▶ [Set problem]: List all lines of the data that include the string "title".

▶ [Entries shown]:
• • • • •

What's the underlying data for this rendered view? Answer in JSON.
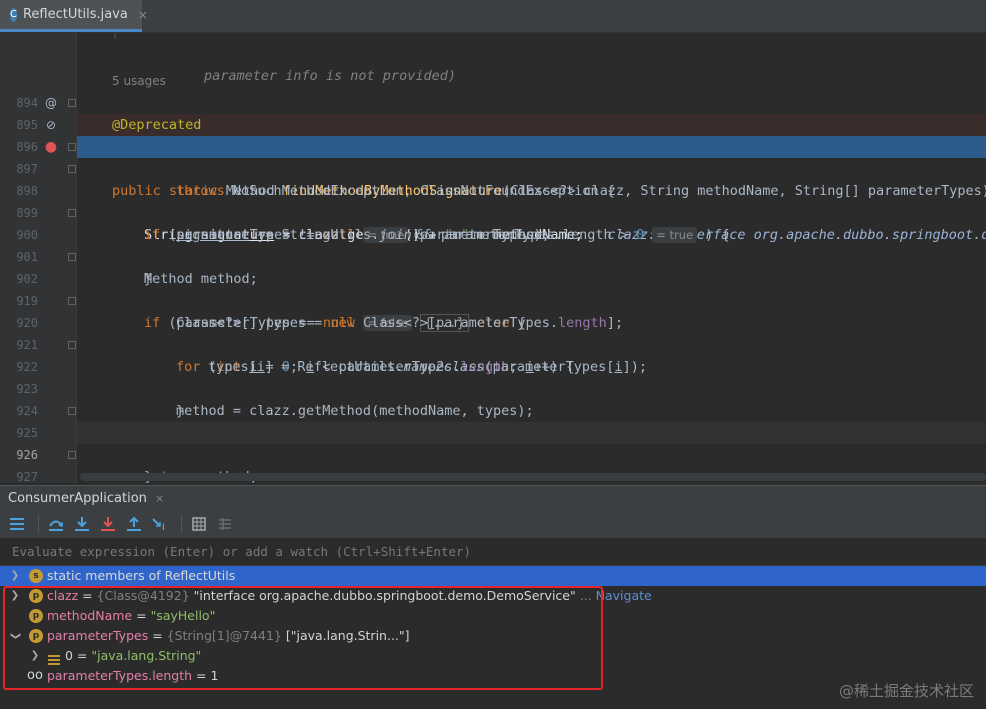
{
  "tab": {
    "title": "ReflectUtils.java",
    "close": "×",
    "icon_letter": "C"
  },
  "editor": {
    "comment_fragment": "parameter info is not provided)",
    "usages": "5 usages",
    "lines": [
      {
        "num": "894",
        "code_html": "annotation"
      },
      {
        "num": "895"
      },
      {
        "num": "896"
      },
      {
        "num": "897"
      },
      {
        "num": "898"
      },
      {
        "num": "899"
      },
      {
        "num": "900"
      },
      {
        "num": "901"
      },
      {
        "num": "902"
      },
      {
        "num": "919"
      },
      {
        "num": "920"
      },
      {
        "num": "921"
      },
      {
        "num": "922"
      },
      {
        "num": "923"
      },
      {
        "num": "924"
      },
      {
        "num": "925"
      },
      {
        "num": "926"
      },
      {
        "num": "927"
      },
      {
        "num": "928"
      }
    ],
    "code": {
      "l894": "@Deprecated",
      "l895_kw": "public static",
      "l895_type": "Method",
      "l895_fn": "findMethodByMethodSignature",
      "l895_rest": "(Class<?> clazz, String methodName, String[] parameterTypes)",
      "l896_kw": "throws",
      "l896_rest": "NoSuchMethodException, ClassNotFoundException {",
      "l897_a": "String",
      "l897_var": "signature",
      "l897_b": " = clazz.getName() + ",
      "l897_str": "\".\"",
      "l897_c": " + methodName;",
      "l897_hint": "clazz: \"interface org.apache.dubbo.springboot.dem",
      "l898_kw": "if",
      "l898_a": " (parameterTypes != ",
      "l898_null": "null",
      "l898_hint1": "= true",
      "l898_b": " && parameterTypes.length > ",
      "l898_num": "0",
      "l898_hint2": "= true",
      "l898_c": " ) {",
      "l899_var": "signature",
      "l899_a": " += StringUtils.",
      "l899_fn": "join",
      "l899_b": "(parameterTypes);",
      "l900": "}",
      "l901_a": "Method method;",
      "l902_kw": "if",
      "l902_a": " (parameterTypes == ",
      "l902_null": "null",
      "l902_hint": "= false",
      "l902_fold": "{...}",
      "l902_else": "else",
      "l902_b": " {",
      "l919_a": "Class<?>[] types = ",
      "l919_new": "new",
      "l919_b": " Class<?>[parameterTypes.",
      "l919_len": "length",
      "l919_c": "];",
      "l920_for": "for",
      "l920_a": " (",
      "l920_int": "int",
      "l920_i": "i",
      "l920_b": " = ",
      "l920_zero": "0",
      "l920_c": "; ",
      "l920_i2": "i",
      "l920_d": " < parameterTypes.",
      "l920_len": "length",
      "l920_e": "; ",
      "l920_i3": "i",
      "l920_f": "++) {",
      "l921_a": "types[",
      "l921_i": "i",
      "l921_b": "] = ReflectUtils.",
      "l921_fn": "name2class",
      "l921_c": "(parameterTypes[",
      "l921_i2": "i",
      "l921_d": "]);",
      "l922": "}",
      "l923": "method = clazz.getMethod(methodName, types);",
      "l925": "}",
      "l926_kw": "return",
      "l926_a": " method;",
      "l927": "}"
    }
  },
  "debug": {
    "title": "ConsumerApplication",
    "close": "×",
    "eval_placeholder": "Evaluate expression (Enter) or add a watch (Ctrl+Shift+Enter)",
    "variables": [
      {
        "name": "static members of ReflectUtils",
        "badge": "s"
      },
      {
        "name": "clazz",
        "badge": "p",
        "eq": " = ",
        "type": "{Class@4192}",
        "value": " \"interface org.apache.dubbo.springboot.demo.DemoService\"",
        "ellipsis": " ...",
        "link": " Navigate"
      },
      {
        "name": "methodName",
        "badge": "p",
        "eq": " = ",
        "value": "\"sayHello\""
      },
      {
        "name": "parameterTypes",
        "badge": "p",
        "eq": " = ",
        "type": "{String[1]@7441}",
        "value": " [\"java.lang.Strin...\"]"
      },
      {
        "name": "0",
        "eq": " = ",
        "value": "\"java.lang.String\""
      },
      {
        "name": "parameterTypes.length",
        "eq": " = ",
        "value": "1"
      }
    ]
  },
  "watermark": "@稀土掘金技术社区"
}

• • • • •

▶ [Final result]:
    "title": "ReflectUtils.java",
    "title": "ConsumerApplication",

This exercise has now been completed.